- WRITTEN PROBLEM:
Output all lines exactly.

- DATA FOR THIS EXERCISE:
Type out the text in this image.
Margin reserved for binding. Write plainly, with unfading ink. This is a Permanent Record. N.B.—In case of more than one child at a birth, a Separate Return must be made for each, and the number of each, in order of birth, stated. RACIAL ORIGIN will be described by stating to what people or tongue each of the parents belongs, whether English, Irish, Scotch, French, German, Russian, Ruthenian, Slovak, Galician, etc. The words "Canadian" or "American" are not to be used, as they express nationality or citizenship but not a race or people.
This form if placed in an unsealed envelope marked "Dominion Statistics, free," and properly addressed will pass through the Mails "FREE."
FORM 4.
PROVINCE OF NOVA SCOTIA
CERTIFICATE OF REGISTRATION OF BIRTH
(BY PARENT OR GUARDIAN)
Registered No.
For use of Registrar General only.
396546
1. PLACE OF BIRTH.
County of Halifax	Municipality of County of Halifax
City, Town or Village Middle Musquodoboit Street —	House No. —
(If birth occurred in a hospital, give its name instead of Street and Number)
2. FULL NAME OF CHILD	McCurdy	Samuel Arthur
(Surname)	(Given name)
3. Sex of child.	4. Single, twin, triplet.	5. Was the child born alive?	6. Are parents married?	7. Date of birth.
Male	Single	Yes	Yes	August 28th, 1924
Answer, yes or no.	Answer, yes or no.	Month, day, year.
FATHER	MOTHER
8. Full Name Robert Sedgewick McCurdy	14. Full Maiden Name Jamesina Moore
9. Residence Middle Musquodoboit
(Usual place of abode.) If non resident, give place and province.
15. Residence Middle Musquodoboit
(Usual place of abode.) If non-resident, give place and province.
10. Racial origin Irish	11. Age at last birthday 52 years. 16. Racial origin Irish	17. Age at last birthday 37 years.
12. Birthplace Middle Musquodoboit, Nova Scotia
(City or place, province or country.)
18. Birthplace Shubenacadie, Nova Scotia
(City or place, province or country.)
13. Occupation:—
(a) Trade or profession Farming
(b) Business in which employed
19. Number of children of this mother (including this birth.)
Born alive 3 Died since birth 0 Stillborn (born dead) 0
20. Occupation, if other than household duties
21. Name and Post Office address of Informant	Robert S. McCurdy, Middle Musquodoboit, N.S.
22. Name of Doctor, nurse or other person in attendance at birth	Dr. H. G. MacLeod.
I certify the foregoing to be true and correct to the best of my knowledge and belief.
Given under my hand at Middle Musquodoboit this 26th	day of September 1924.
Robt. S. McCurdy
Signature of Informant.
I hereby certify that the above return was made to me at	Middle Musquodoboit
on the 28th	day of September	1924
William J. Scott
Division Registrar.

- FINAL ANSWER:
Type out the text in this image.
Margin reserved for binding. Write plainly, with unfading ink. This is a Permanent Record. N.B.—In case of more than one child at a birth, a Separate Return must be made for each, and the number of each, in order of birth, stated. RACIAL ORIGIN will be described by stating to what people or tongue each of the parents belongs, whether English, Irish, Scotch, French, German, Russian, Ruthenian, Slovak, Galician, etc. The words "Canadian" or "American" are not to be used, as they express nationality or citizenship but not a race or people.
This form if placed in an unsealed envelope marked "Dominion Statistics, free," and properly addressed will pass through the Mails "FREE."
FORM 4.
PROVINCE OF NOVA SCOTIA
CERTIFICATE OF REGISTRATION OF BIRTH
(BY PARENT OR GUARDIAN)
Registered No.
For use of Registrar General only.
396546
1. PLACE OF BIRTH.
County of Halifax	Municipality of County of Halifax
City, Town or Village Middle Musquodoboit Street —	House No. —
(If birth occurred in a hospital, give its name instead of Street and Number)
2. FULL NAME OF CHILD	McCurdy	Samuel Arthur
(Surname)	(Given name)
3. Sex of child.	4. Single, twin, triplet.	5. Was the child born alive?	6. Are parents married?	7. Date of birth.
Male	Single	Yes	Yes	August 28th, 1924
Answer, yes or no.	Answer, yes or no.	Month, day, year.
FATHER	MOTHER
8. Full Name Robert Sedgewick McCurdy	14. Full Maiden Name Jamesina Moore
9. Residence Middle Musquodoboit
(Usual place of abode.) If non resident, give place and province.
15. Residence Middle Musquodoboit
(Usual place of abode.) If non-resident, give place and province.
10. Racial origin Irish	11. Age at last birthday 52 years. 16. Racial origin Irish	17. Age at last birthday 37 years.
12. Birthplace Middle Musquodoboit, Nova Scotia
(City or place, province or country.)
18. Birthplace Shubenacadie, Nova Scotia
(City or place, province or country.)
13. Occupation:—
(a) Trade or profession Farming
(b) Business in which employed
19. Number of children of this mother (including this birth.)
Born alive 3 Died since birth 0 Stillborn (born dead) 0
20. Occupation, if other than household duties
21. Name and Post Office address of Informant	Robert S. McCurdy, Middle Musquodoboit, N.S.
22. Name of Doctor, nurse or other person in attendance at birth	Dr. H. G. MacLeod.
I certify the foregoing to be true and correct to the best of my knowledge and belief.
Given under my hand at Middle Musquodoboit this 26th	day of September 1924.
Robt. S. McCurdy
Signature of Informant.
I hereby certify that the above return was made to me at	Middle Musquodoboit
on the 28th	day of September	1924
William J. Scott
Division Registrar.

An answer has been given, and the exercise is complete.